Saved entries
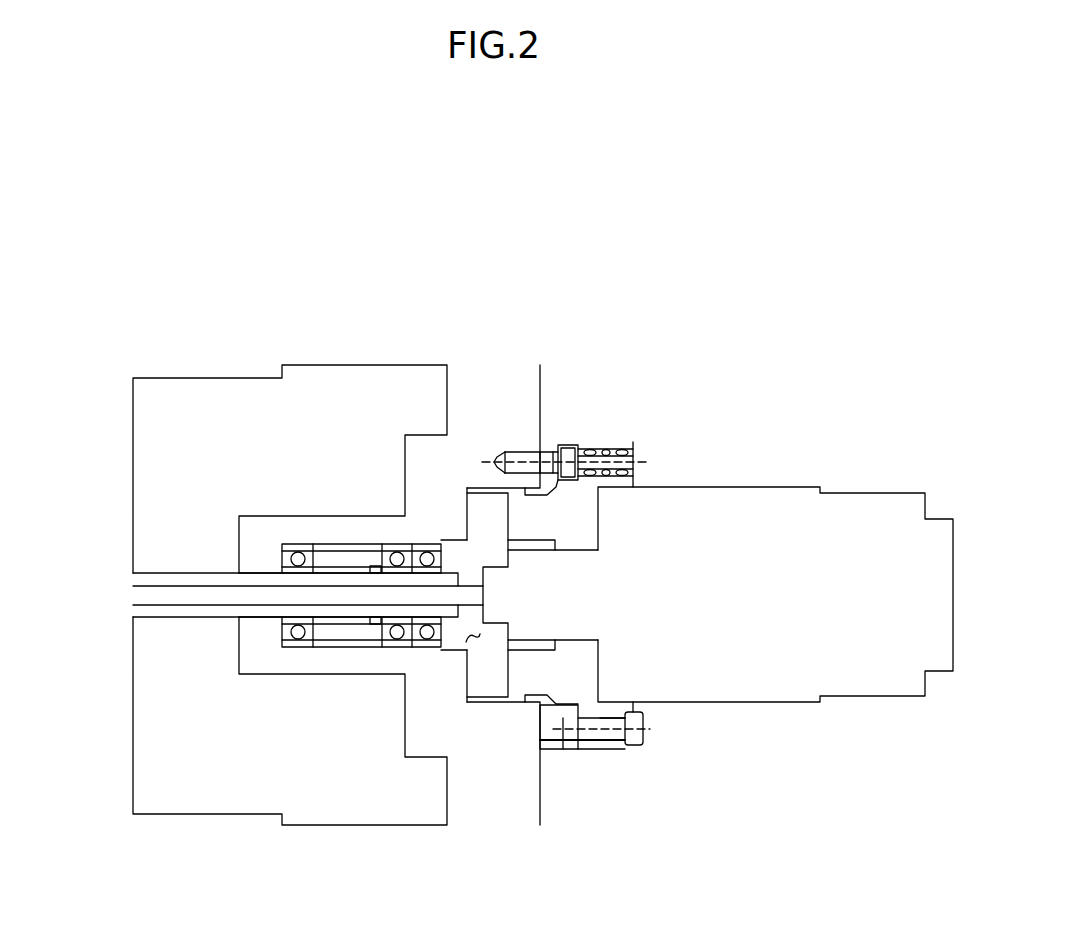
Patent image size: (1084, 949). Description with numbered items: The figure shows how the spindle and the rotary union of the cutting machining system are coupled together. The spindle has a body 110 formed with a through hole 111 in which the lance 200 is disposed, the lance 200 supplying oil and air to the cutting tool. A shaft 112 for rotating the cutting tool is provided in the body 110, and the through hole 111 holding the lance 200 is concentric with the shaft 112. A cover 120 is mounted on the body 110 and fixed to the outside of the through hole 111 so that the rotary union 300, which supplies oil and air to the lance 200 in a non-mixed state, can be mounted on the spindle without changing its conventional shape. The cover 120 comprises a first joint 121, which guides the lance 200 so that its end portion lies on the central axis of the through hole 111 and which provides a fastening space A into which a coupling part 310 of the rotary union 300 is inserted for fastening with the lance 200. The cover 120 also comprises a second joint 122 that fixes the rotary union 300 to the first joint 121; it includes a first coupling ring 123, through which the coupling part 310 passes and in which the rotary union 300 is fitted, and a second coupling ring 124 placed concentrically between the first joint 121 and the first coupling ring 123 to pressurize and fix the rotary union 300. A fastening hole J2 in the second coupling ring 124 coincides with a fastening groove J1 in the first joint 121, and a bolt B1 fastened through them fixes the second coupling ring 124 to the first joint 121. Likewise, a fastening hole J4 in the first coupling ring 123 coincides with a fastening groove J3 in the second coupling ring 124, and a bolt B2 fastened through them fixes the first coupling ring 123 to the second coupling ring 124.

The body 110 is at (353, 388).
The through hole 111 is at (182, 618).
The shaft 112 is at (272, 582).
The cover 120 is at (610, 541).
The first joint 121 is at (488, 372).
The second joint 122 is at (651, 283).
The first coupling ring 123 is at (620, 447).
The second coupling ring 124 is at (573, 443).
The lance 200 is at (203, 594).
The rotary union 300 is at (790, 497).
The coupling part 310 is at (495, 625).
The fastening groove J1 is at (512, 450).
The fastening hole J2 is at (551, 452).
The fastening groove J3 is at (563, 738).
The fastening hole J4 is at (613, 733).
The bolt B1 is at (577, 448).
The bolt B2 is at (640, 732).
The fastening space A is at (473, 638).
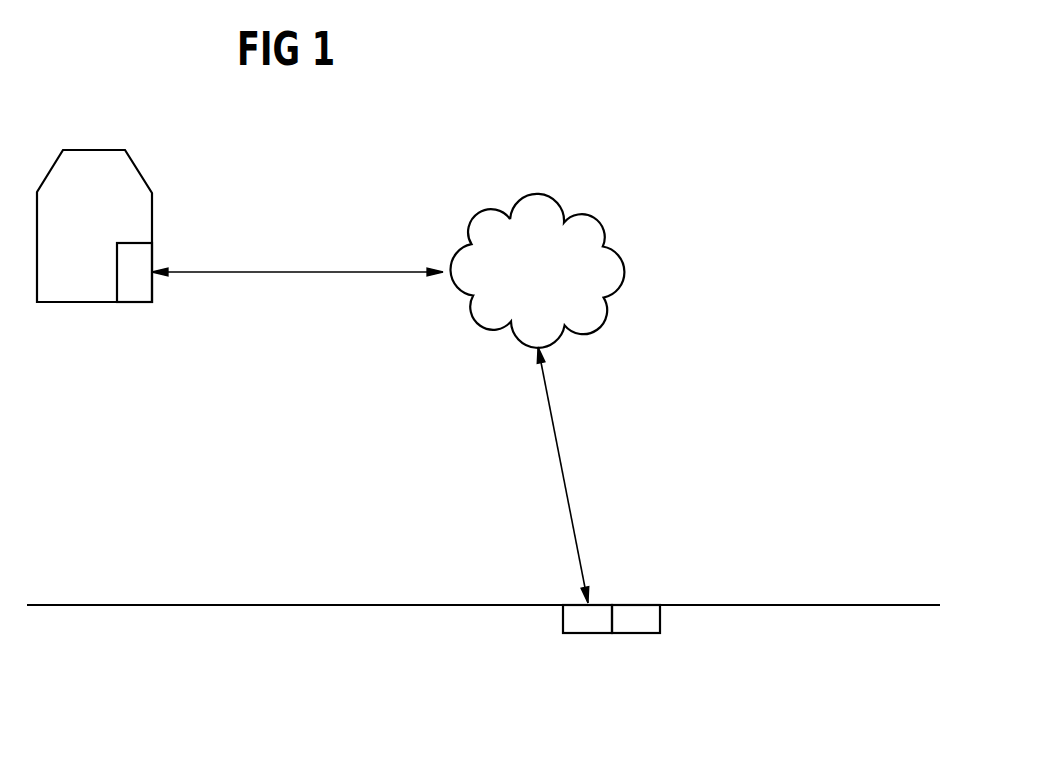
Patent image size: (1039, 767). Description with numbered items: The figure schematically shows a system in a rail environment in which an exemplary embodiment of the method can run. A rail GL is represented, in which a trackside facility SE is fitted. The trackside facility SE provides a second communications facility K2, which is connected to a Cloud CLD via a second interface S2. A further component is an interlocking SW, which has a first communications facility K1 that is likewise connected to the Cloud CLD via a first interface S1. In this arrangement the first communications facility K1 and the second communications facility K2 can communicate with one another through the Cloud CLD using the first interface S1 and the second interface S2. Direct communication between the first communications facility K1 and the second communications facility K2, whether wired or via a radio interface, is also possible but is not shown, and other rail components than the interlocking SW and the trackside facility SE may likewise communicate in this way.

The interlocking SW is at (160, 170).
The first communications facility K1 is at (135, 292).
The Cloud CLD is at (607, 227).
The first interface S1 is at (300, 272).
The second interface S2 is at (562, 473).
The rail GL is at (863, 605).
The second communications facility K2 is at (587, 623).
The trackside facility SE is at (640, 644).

DO THIS = Rewrite all of the rows above, replacing "Patent image size" with "Drawing size" throughout and keeping everything else the same. Leave the pictures out.

THE REPLY =
Drawing size: (1084, 949). Description with numbered items: The figure shows how the spindle and the rotary union of the cutting machining system are coupled together. The spindle has a body 110 formed with a through hole 111 in which the lance 200 is disposed, the lance 200 supplying oil and air to the cutting tool. A shaft 112 for rotating the cutting tool is provided in the body 110, and the through hole 111 holding the lance 200 is concentric with the shaft 112. A cover 120 is mounted on the body 110 and fixed to the outside of the through hole 111 so that the rotary union 300, which supplies oil and air to the lance 200 in a non-mixed state, can be mounted on the spindle without changing its conventional shape. The cover 120 comprises a first joint 121, which guides the lance 200 so that its end portion lies on the central axis of the through hole 111 and which provides a fastening space A into which a coupling part 310 of the rotary union 300 is inserted for fastening with the lance 200. The cover 120 also comprises a second joint 122 that fixes the rotary union 300 to the first joint 121; it includes a first coupling ring 123, through which the coupling part 310 passes and in which the rotary union 300 is fitted, and a second coupling ring 124 placed concentrically between the first joint 121 and the first coupling ring 123 to pressurize and fix the rotary union 300. A fastening hole J2 in the second coupling ring 124 coincides with a fastening groove J1 in the first joint 121, and a bolt B1 fastened through them fixes the second coupling ring 124 to the first joint 121. Likewise, a fastening hole J4 in the first coupling ring 123 coincides with a fastening groove J3 in the second coupling ring 124, and a bolt B2 fastened through them fixes the first coupling ring 123 to the second coupling ring 124.

The body 110 is at (353, 388).
The through hole 111 is at (182, 618).
The shaft 112 is at (272, 582).
The cover 120 is at (610, 541).
The first joint 121 is at (488, 372).
The second joint 122 is at (651, 283).
The first coupling ring 123 is at (620, 447).
The second coupling ring 124 is at (573, 443).
The lance 200 is at (203, 594).
The rotary union 300 is at (790, 497).
The coupling part 310 is at (495, 625).
The fastening groove J1 is at (512, 450).
The fastening hole J2 is at (551, 452).
The fastening groove J3 is at (563, 738).
The fastening hole J4 is at (613, 733).
The bolt B1 is at (577, 448).
The bolt B2 is at (640, 732).
The fastening space A is at (473, 638).
Drawing size: (1039, 767). Description with numbered items: The figure schematically shows a system in a rail environment in which an exemplary embodiment of the method can run. A rail GL is represented, in which a trackside facility SE is fitted. The trackside facility SE provides a second communications facility K2, which is connected to a Cloud CLD via a second interface S2. A further component is an interlocking SW, which has a first communications facility K1 that is likewise connected to the Cloud CLD via a first interface S1. In this arrangement the first communications facility K1 and the second communications facility K2 can communicate with one another through the Cloud CLD using the first interface S1 and the second interface S2. Direct communication between the first communications facility K1 and the second communications facility K2, whether wired or via a radio interface, is also possible but is not shown, and other rail components than the interlocking SW and the trackside facility SE may likewise communicate in this way.

The interlocking SW is at (160, 170).
The first communications facility K1 is at (135, 292).
The Cloud CLD is at (607, 227).
The first interface S1 is at (300, 272).
The second interface S2 is at (562, 473).
The rail GL is at (863, 605).
The second communications facility K2 is at (587, 623).
The trackside facility SE is at (640, 644).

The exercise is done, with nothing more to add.